**DIRECTION**
Every record that follows should be printed verbatim.

**INPUT FOR THIS TASK**

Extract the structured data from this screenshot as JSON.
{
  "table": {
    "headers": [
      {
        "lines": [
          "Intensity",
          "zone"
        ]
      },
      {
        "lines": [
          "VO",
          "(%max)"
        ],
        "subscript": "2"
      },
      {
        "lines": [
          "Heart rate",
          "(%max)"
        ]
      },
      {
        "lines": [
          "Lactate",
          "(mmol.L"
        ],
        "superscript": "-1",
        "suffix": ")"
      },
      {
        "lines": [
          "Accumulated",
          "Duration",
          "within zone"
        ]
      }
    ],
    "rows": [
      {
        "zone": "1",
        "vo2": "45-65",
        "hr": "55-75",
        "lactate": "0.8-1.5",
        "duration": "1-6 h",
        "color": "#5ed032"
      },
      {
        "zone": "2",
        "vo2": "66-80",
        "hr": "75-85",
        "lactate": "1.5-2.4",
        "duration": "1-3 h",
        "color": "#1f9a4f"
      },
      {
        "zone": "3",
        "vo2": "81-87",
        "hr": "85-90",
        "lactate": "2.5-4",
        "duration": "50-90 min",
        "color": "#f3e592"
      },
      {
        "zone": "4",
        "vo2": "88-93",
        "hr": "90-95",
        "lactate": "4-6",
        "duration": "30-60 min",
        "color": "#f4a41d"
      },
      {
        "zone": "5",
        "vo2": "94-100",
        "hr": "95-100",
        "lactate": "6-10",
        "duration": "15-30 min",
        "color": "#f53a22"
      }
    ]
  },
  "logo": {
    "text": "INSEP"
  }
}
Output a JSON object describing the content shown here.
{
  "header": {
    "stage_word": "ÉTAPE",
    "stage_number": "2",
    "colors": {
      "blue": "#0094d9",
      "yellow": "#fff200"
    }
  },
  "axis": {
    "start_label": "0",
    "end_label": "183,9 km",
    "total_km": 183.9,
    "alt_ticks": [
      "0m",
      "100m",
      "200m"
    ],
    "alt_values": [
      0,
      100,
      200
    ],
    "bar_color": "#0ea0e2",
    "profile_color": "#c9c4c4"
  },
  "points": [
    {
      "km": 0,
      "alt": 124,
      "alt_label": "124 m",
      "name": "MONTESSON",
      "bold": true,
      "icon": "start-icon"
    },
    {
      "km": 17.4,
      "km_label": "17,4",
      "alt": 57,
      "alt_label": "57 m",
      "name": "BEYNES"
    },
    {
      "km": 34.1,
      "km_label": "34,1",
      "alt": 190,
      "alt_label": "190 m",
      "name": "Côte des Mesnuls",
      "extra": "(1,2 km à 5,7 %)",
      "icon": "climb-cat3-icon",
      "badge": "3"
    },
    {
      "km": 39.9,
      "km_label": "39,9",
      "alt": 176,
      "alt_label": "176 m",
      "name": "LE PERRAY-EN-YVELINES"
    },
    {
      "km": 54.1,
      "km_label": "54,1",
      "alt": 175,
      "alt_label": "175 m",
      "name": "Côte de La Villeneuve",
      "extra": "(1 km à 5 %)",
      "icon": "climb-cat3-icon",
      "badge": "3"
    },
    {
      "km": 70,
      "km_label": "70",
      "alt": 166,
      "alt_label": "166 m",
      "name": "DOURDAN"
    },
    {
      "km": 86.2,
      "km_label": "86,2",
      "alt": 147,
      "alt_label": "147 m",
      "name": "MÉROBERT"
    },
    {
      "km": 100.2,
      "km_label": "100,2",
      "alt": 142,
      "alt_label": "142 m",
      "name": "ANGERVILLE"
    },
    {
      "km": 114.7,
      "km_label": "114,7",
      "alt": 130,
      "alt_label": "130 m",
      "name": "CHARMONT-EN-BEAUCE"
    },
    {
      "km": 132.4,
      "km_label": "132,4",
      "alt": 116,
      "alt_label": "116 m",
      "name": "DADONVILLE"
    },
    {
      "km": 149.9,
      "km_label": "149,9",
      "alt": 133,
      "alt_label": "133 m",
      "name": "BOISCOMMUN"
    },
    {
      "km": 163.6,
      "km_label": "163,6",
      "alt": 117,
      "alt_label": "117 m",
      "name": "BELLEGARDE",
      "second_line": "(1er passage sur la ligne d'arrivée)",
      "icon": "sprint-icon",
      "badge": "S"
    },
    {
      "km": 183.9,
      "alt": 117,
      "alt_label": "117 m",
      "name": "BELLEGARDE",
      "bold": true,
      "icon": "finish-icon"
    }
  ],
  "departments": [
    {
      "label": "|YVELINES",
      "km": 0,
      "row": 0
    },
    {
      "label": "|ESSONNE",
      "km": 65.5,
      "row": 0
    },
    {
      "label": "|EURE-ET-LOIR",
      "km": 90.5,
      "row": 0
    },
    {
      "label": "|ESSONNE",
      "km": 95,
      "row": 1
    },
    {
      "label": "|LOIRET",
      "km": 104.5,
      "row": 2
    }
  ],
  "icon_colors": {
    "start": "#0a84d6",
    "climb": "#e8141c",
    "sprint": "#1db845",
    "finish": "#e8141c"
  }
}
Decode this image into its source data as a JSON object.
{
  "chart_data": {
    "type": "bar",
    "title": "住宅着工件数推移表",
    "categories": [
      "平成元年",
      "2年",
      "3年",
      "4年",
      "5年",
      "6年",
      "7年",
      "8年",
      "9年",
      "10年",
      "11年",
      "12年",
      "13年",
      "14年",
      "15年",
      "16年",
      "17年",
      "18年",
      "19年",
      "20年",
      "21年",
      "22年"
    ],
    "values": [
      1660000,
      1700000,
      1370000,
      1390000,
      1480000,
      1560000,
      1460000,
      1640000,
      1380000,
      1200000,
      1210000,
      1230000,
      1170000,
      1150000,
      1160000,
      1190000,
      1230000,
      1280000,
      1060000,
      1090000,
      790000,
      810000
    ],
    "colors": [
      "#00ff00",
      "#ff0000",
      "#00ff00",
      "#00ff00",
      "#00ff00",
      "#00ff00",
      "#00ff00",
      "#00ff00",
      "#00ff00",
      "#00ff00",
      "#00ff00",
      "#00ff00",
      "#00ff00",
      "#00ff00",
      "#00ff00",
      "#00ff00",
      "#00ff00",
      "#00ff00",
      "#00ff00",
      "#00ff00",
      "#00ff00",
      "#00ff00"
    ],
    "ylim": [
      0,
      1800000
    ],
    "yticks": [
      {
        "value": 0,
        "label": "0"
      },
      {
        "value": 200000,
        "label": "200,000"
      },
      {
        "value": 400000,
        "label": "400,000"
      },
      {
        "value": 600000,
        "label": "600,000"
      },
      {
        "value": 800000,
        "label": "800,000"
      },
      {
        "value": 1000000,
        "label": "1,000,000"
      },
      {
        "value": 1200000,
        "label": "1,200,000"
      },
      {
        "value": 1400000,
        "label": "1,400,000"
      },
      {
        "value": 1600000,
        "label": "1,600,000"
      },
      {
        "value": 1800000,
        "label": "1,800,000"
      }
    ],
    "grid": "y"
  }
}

**SOLUTION BELOW**
Extract the structured data from this screenshot as JSON.
{
  "table": {
    "headers": [
      {
        "lines": [
          "Intensity",
          "zone"
        ]
      },
      {
        "lines": [
          "VO",
          "(%max)"
        ],
        "subscript": "2"
      },
      {
        "lines": [
          "Heart rate",
          "(%max)"
        ]
      },
      {
        "lines": [
          "Lactate",
          "(mmol.L"
        ],
        "superscript": "-1",
        "suffix": ")"
      },
      {
        "lines": [
          "Accumulated",
          "Duration",
          "within zone"
        ]
      }
    ],
    "rows": [
      {
        "zone": "1",
        "vo2": "45-65",
        "hr": "55-75",
        "lactate": "0.8-1.5",
        "duration": "1-6 h",
        "color": "#5ed032"
      },
      {
        "zone": "2",
        "vo2": "66-80",
        "hr": "75-85",
        "lactate": "1.5-2.4",
        "duration": "1-3 h",
        "color": "#1f9a4f"
      },
      {
        "zone": "3",
        "vo2": "81-87",
        "hr": "85-90",
        "lactate": "2.5-4",
        "duration": "50-90 min",
        "color": "#f3e592"
      },
      {
        "zone": "4",
        "vo2": "88-93",
        "hr": "90-95",
        "lactate": "4-6",
        "duration": "30-60 min",
        "color": "#f4a41d"
      },
      {
        "zone": "5",
        "vo2": "94-100",
        "hr": "95-100",
        "lactate": "6-10",
        "duration": "15-30 min",
        "color": "#f53a22"
      }
    ]
  },
  "logo": {
    "text": "INSEP"
  }
}
Output a JSON object describing the content shown here.
{
  "header": {
    "stage_word": "ÉTAPE",
    "stage_number": "2",
    "colors": {
      "blue": "#0094d9",
      "yellow": "#fff200"
    }
  },
  "axis": {
    "start_label": "0",
    "end_label": "183,9 km",
    "total_km": 183.9,
    "alt_ticks": [
      "0m",
      "100m",
      "200m"
    ],
    "alt_values": [
      0,
      100,
      200
    ],
    "bar_color": "#0ea0e2",
    "profile_color": "#c9c4c4"
  },
  "points": [
    {
      "km": 0,
      "alt": 124,
      "alt_label": "124 m",
      "name": "MONTESSON",
      "bold": true,
      "icon": "start-icon"
    },
    {
      "km": 17.4,
      "km_label": "17,4",
      "alt": 57,
      "alt_label": "57 m",
      "name": "BEYNES"
    },
    {
      "km": 34.1,
      "km_label": "34,1",
      "alt": 190,
      "alt_label": "190 m",
      "name": "Côte des Mesnuls",
      "extra": "(1,2 km à 5,7 %)",
      "icon": "climb-cat3-icon",
      "badge": "3"
    },
    {
      "km": 39.9,
      "km_label": "39,9",
      "alt": 176,
      "alt_label": "176 m",
      "name": "LE PERRAY-EN-YVELINES"
    },
    {
      "km": 54.1,
      "km_label": "54,1",
      "alt": 175,
      "alt_label": "175 m",
      "name": "Côte de La Villeneuve",
      "extra": "(1 km à 5 %)",
      "icon": "climb-cat3-icon",
      "badge": "3"
    },
    {
      "km": 70,
      "km_label": "70",
      "alt": 166,
      "alt_label": "166 m",
      "name": "DOURDAN"
    },
    {
      "km": 86.2,
      "km_label": "86,2",
      "alt": 147,
      "alt_label": "147 m",
      "name": "MÉROBERT"
    },
    {
      "km": 100.2,
      "km_label": "100,2",
      "alt": 142,
      "alt_label": "142 m",
      "name": "ANGERVILLE"
    },
    {
      "km": 114.7,
      "km_label": "114,7",
      "alt": 130,
      "alt_label": "130 m",
      "name": "CHARMONT-EN-BEAUCE"
    },
    {
      "km": 132.4,
      "km_label": "132,4",
      "alt": 116,
      "alt_label": "116 m",
      "name": "DADONVILLE"
    },
    {
      "km": 149.9,
      "km_label": "149,9",
      "alt": 133,
      "alt_label": "133 m",
      "name": "BOISCOMMUN"
    },
    {
      "km": 163.6,
      "km_label": "163,6",
      "alt": 117,
      "alt_label": "117 m",
      "name": "BELLEGARDE",
      "second_line": "(1er passage sur la ligne d'arrivée)",
      "icon": "sprint-icon",
      "badge": "S"
    },
    {
      "km": 183.9,
      "alt": 117,
      "alt_label": "117 m",
      "name": "BELLEGARDE",
      "bold": true,
      "icon": "finish-icon"
    }
  ],
  "departments": [
    {
      "label": "|YVELINES",
      "km": 0,
      "row": 0
    },
    {
      "label": "|ESSONNE",
      "km": 65.5,
      "row": 0
    },
    {
      "label": "|EURE-ET-LOIR",
      "km": 90.5,
      "row": 0
    },
    {
      "label": "|ESSONNE",
      "km": 95,
      "row": 1
    },
    {
      "label": "|LOIRET",
      "km": 104.5,
      "row": 2
    }
  ],
  "icon_colors": {
    "start": "#0a84d6",
    "climb": "#e8141c",
    "sprint": "#1db845",
    "finish": "#e8141c"
  }
}
Decode this image into its source data as a JSON object.
{
  "chart_data": {
    "type": "bar",
    "title": "住宅着工件数推移表",
    "categories": [
      "平成元年",
      "2年",
      "3年",
      "4年",
      "5年",
      "6年",
      "7年",
      "8年",
      "9年",
      "10年",
      "11年",
      "12年",
      "13年",
      "14年",
      "15年",
      "16年",
      "17年",
      "18年",
      "19年",
      "20年",
      "21年",
      "22年"
    ],
    "values": [
      1660000,
      1700000,
      1370000,
      1390000,
      1480000,
      1560000,
      1460000,
      1640000,
      1380000,
      1200000,
      1210000,
      1230000,
      1170000,
      1150000,
      1160000,
      1190000,
      1230000,
      1280000,
      1060000,
      1090000,
      790000,
      810000
    ],
    "colors": [
      "#00ff00",
      "#ff0000",
      "#00ff00",
      "#00ff00",
      "#00ff00",
      "#00ff00",
      "#00ff00",
      "#00ff00",
      "#00ff00",
      "#00ff00",
      "#00ff00",
      "#00ff00",
      "#00ff00",
      "#00ff00",
      "#00ff00",
      "#00ff00",
      "#00ff00",
      "#00ff00",
      "#00ff00",
      "#00ff00",
      "#00ff00",
      "#00ff00"
    ],
    "ylim": [
      0,
      1800000
    ],
    "yticks": [
      {
        "value": 0,
        "label": "0"
      },
      {
        "value": 200000,
        "label": "200,000"
      },
      {
        "value": 400000,
        "label": "400,000"
      },
      {
        "value": 600000,
        "label": "600,000"
      },
      {
        "value": 800000,
        "label": "800,000"
      },
      {
        "value": 1000000,
        "label": "1,000,000"
      },
      {
        "value": 1200000,
        "label": "1,200,000"
      },
      {
        "value": 1400000,
        "label": "1,400,000"
      },
      {
        "value": 1600000,
        "label": "1,600,000"
      },
      {
        "value": 1800000,
        "label": "1,800,000"
      }
    ],
    "grid": "y"
  }
}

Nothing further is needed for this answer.